┌────────
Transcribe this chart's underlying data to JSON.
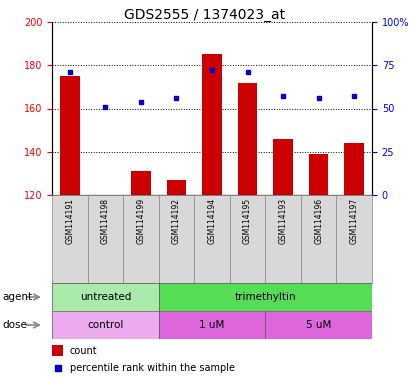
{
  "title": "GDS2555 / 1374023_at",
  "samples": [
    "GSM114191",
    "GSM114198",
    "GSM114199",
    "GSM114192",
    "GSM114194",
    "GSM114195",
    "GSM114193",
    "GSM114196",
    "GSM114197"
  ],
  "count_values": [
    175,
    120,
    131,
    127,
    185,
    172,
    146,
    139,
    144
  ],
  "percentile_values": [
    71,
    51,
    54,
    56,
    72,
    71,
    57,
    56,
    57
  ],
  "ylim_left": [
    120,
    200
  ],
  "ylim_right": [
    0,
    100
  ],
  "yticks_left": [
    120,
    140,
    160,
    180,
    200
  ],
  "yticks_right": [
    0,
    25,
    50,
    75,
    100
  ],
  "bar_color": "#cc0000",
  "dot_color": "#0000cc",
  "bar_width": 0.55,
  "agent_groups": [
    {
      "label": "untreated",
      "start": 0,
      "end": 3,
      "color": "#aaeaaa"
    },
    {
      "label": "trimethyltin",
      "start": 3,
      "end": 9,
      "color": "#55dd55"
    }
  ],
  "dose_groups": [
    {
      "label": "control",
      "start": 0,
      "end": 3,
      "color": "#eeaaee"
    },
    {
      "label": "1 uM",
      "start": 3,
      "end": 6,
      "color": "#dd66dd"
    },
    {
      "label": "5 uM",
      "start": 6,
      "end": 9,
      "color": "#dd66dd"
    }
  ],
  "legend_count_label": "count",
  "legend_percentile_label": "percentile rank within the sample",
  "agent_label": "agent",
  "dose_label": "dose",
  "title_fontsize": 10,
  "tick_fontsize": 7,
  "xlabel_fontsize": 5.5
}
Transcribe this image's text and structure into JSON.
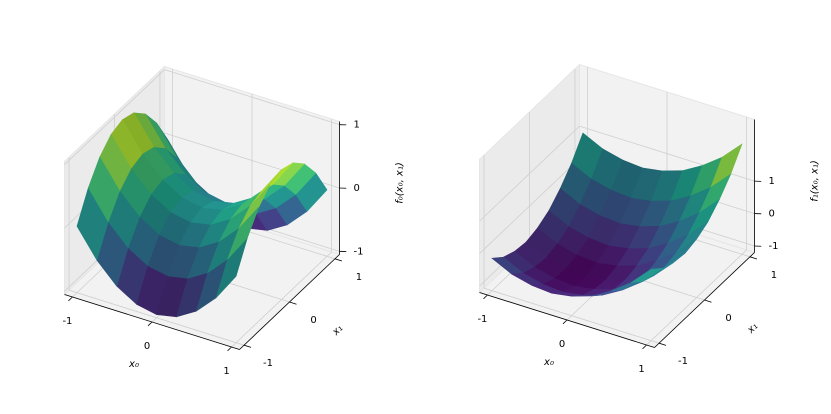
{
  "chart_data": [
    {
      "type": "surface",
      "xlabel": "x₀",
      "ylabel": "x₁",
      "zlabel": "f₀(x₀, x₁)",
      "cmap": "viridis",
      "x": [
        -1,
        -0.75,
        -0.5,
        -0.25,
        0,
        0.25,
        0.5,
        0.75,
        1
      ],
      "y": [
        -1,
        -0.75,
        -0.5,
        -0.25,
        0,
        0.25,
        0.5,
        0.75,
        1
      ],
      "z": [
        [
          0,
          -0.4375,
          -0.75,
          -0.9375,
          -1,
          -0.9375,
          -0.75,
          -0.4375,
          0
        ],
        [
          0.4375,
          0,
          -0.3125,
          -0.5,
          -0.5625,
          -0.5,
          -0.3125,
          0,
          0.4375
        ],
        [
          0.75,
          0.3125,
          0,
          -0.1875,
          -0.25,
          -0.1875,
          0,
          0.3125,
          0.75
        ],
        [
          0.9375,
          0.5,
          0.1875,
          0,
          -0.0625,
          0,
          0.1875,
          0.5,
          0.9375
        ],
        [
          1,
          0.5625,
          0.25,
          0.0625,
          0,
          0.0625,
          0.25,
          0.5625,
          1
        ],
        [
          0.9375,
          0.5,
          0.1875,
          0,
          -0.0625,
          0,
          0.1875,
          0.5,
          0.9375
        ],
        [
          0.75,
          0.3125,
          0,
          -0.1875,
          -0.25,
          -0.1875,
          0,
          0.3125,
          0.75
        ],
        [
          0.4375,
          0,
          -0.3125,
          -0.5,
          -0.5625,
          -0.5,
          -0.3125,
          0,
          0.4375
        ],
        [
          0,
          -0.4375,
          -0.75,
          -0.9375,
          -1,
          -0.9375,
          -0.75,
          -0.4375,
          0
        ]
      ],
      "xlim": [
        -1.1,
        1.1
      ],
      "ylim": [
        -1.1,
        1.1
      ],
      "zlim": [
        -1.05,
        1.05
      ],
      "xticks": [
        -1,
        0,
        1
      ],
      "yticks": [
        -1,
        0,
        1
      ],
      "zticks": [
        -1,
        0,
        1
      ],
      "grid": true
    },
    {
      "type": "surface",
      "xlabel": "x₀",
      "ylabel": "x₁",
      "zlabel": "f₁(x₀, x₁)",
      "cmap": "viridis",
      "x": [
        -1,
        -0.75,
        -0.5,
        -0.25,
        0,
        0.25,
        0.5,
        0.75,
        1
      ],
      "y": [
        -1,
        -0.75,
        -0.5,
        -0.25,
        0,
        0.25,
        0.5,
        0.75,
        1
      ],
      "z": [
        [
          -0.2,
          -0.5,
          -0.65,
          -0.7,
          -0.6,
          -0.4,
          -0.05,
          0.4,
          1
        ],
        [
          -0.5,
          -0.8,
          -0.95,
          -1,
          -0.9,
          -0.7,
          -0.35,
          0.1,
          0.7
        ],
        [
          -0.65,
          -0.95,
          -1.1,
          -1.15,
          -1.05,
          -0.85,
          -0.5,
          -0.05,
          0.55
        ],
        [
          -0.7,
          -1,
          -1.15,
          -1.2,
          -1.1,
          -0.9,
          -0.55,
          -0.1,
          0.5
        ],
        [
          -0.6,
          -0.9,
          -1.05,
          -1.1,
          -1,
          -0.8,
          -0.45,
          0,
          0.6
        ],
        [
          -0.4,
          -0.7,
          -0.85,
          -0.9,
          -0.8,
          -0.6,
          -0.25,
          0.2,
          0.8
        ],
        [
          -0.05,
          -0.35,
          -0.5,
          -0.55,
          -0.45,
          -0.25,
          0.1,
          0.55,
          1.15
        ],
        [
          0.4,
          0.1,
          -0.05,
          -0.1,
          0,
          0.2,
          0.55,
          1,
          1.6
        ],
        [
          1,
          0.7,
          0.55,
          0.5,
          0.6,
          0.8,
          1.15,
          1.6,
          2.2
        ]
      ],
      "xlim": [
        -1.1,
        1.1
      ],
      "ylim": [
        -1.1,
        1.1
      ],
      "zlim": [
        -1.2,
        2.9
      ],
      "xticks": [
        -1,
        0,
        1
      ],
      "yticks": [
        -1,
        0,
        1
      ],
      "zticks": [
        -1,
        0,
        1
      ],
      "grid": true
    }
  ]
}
└────────
_What to do_
Reproduce the entries above exactly. Do not include the images.

_Exercise answer_
Transcribe this chart's underlying data to JSON.
{
  "title": "GDS2555 / 1374023_at",
  "samples": [
    "GSM114191",
    "GSM114198",
    "GSM114199",
    "GSM114192",
    "GSM114194",
    "GSM114195",
    "GSM114193",
    "GSM114196",
    "GSM114197"
  ],
  "count_values": [
    175,
    120,
    131,
    127,
    185,
    172,
    146,
    139,
    144
  ],
  "percentile_values": [
    71,
    51,
    54,
    56,
    72,
    71,
    57,
    56,
    57
  ],
  "ylim_left": [
    120,
    200
  ],
  "ylim_right": [
    0,
    100
  ],
  "yticks_left": [
    120,
    140,
    160,
    180,
    200
  ],
  "yticks_right": [
    0,
    25,
    50,
    75,
    100
  ],
  "bar_color": "#cc0000",
  "dot_color": "#0000cc",
  "bar_width": 0.55,
  "agent_groups": [
    {
      "label": "untreated",
      "start": 0,
      "end": 3,
      "color": "#aaeaaa"
    },
    {
      "label": "trimethyltin",
      "start": 3,
      "end": 9,
      "color": "#55dd55"
    }
  ],
  "dose_groups": [
    {
      "label": "control",
      "start": 0,
      "end": 3,
      "color": "#eeaaee"
    },
    {
      "label": "1 uM",
      "start": 3,
      "end": 6,
      "color": "#dd66dd"
    },
    {
      "label": "5 uM",
      "start": 6,
      "end": 9,
      "color": "#dd66dd"
    }
  ],
  "legend_count_label": "count",
  "legend_percentile_label": "percentile rank within the sample",
  "agent_label": "agent",
  "dose_label": "dose",
  "title_fontsize": 10,
  "tick_fontsize": 7,
  "xlabel_fontsize": 5.5
}
Transcribe this image's text and structure into JSON.
{
  "chart_data": [
    {
      "type": "surface",
      "xlabel": "x₀",
      "ylabel": "x₁",
      "zlabel": "f₀(x₀, x₁)",
      "cmap": "viridis",
      "x": [
        -1,
        -0.75,
        -0.5,
        -0.25,
        0,
        0.25,
        0.5,
        0.75,
        1
      ],
      "y": [
        -1,
        -0.75,
        -0.5,
        -0.25,
        0,
        0.25,
        0.5,
        0.75,
        1
      ],
      "z": [
        [
          0,
          -0.4375,
          -0.75,
          -0.9375,
          -1,
          -0.9375,
          -0.75,
          -0.4375,
          0
        ],
        [
          0.4375,
          0,
          -0.3125,
          -0.5,
          -0.5625,
          -0.5,
          -0.3125,
          0,
          0.4375
        ],
        [
          0.75,
          0.3125,
          0,
          -0.1875,
          -0.25,
          -0.1875,
          0,
          0.3125,
          0.75
        ],
        [
          0.9375,
          0.5,
          0.1875,
          0,
          -0.0625,
          0,
          0.1875,
          0.5,
          0.9375
        ],
        [
          1,
          0.5625,
          0.25,
          0.0625,
          0,
          0.0625,
          0.25,
          0.5625,
          1
        ],
        [
          0.9375,
          0.5,
          0.1875,
          0,
          -0.0625,
          0,
          0.1875,
          0.5,
          0.9375
        ],
        [
          0.75,
          0.3125,
          0,
          -0.1875,
          -0.25,
          -0.1875,
          0,
          0.3125,
          0.75
        ],
        [
          0.4375,
          0,
          -0.3125,
          -0.5,
          -0.5625,
          -0.5,
          -0.3125,
          0,
          0.4375
        ],
        [
          0,
          -0.4375,
          -0.75,
          -0.9375,
          -1,
          -0.9375,
          -0.75,
          -0.4375,
          0
        ]
      ],
      "xlim": [
        -1.1,
        1.1
      ],
      "ylim": [
        -1.1,
        1.1
      ],
      "zlim": [
        -1.05,
        1.05
      ],
      "xticks": [
        -1,
        0,
        1
      ],
      "yticks": [
        -1,
        0,
        1
      ],
      "zticks": [
        -1,
        0,
        1
      ],
      "grid": true
    },
    {
      "type": "surface",
      "xlabel": "x₀",
      "ylabel": "x₁",
      "zlabel": "f₁(x₀, x₁)",
      "cmap": "viridis",
      "x": [
        -1,
        -0.75,
        -0.5,
        -0.25,
        0,
        0.25,
        0.5,
        0.75,
        1
      ],
      "y": [
        -1,
        -0.75,
        -0.5,
        -0.25,
        0,
        0.25,
        0.5,
        0.75,
        1
      ],
      "z": [
        [
          -0.2,
          -0.5,
          -0.65,
          -0.7,
          -0.6,
          -0.4,
          -0.05,
          0.4,
          1
        ],
        [
          -0.5,
          -0.8,
          -0.95,
          -1,
          -0.9,
          -0.7,
          -0.35,
          0.1,
          0.7
        ],
        [
          -0.65,
          -0.95,
          -1.1,
          -1.15,
          -1.05,
          -0.85,
          -0.5,
          -0.05,
          0.55
        ],
        [
          -0.7,
          -1,
          -1.15,
          -1.2,
          -1.1,
          -0.9,
          -0.55,
          -0.1,
          0.5
        ],
        [
          -0.6,
          -0.9,
          -1.05,
          -1.1,
          -1,
          -0.8,
          -0.45,
          0,
          0.6
        ],
        [
          -0.4,
          -0.7,
          -0.85,
          -0.9,
          -0.8,
          -0.6,
          -0.25,
          0.2,
          0.8
        ],
        [
          -0.05,
          -0.35,
          -0.5,
          -0.55,
          -0.45,
          -0.25,
          0.1,
          0.55,
          1.15
        ],
        [
          0.4,
          0.1,
          -0.05,
          -0.1,
          0,
          0.2,
          0.55,
          1,
          1.6
        ],
        [
          1,
          0.7,
          0.55,
          0.5,
          0.6,
          0.8,
          1.15,
          1.6,
          2.2
        ]
      ],
      "xlim": [
        -1.1,
        1.1
      ],
      "ylim": [
        -1.1,
        1.1
      ],
      "zlim": [
        -1.2,
        2.9
      ],
      "xticks": [
        -1,
        0,
        1
      ],
      "yticks": [
        -1,
        0,
        1
      ],
      "zticks": [
        -1,
        0,
        1
      ],
      "grid": true
    }
  ]
}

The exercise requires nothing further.